Stated problem
Print the listing below exactly.

* * * * * * *

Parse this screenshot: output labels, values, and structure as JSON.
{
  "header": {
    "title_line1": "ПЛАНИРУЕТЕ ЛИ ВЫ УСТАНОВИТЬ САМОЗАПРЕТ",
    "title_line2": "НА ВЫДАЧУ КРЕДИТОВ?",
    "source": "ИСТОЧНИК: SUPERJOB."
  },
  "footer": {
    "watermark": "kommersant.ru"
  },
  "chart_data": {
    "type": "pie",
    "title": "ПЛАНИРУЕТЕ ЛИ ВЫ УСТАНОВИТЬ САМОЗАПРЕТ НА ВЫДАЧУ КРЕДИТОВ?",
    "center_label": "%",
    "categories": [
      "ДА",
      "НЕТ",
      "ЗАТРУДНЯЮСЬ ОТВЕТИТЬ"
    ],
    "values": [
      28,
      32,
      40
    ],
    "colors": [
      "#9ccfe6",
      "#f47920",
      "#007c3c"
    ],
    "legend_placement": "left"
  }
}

* * * * * * *

Answer to the problem
Parse this screenshot: output labels, values, and structure as JSON.
{
  "header": {
    "title_line1": "ПЛАНИРУЕТЕ ЛИ ВЫ УСТАНОВИТЬ САМОЗАПРЕТ",
    "title_line2": "НА ВЫДАЧУ КРЕДИТОВ?",
    "source": "ИСТОЧНИК: SUPERJOB."
  },
  "footer": {
    "watermark": "kommersant.ru"
  },
  "chart_data": {
    "type": "pie",
    "title": "ПЛАНИРУЕТЕ ЛИ ВЫ УСТАНОВИТЬ САМОЗАПРЕТ НА ВЫДАЧУ КРЕДИТОВ?",
    "center_label": "%",
    "categories": [
      "ДА",
      "НЕТ",
      "ЗАТРУДНЯЮСЬ ОТВЕТИТЬ"
    ],
    "values": [
      28,
      32,
      40
    ],
    "colors": [
      "#9ccfe6",
      "#f47920",
      "#007c3c"
    ],
    "legend_placement": "left"
  }
}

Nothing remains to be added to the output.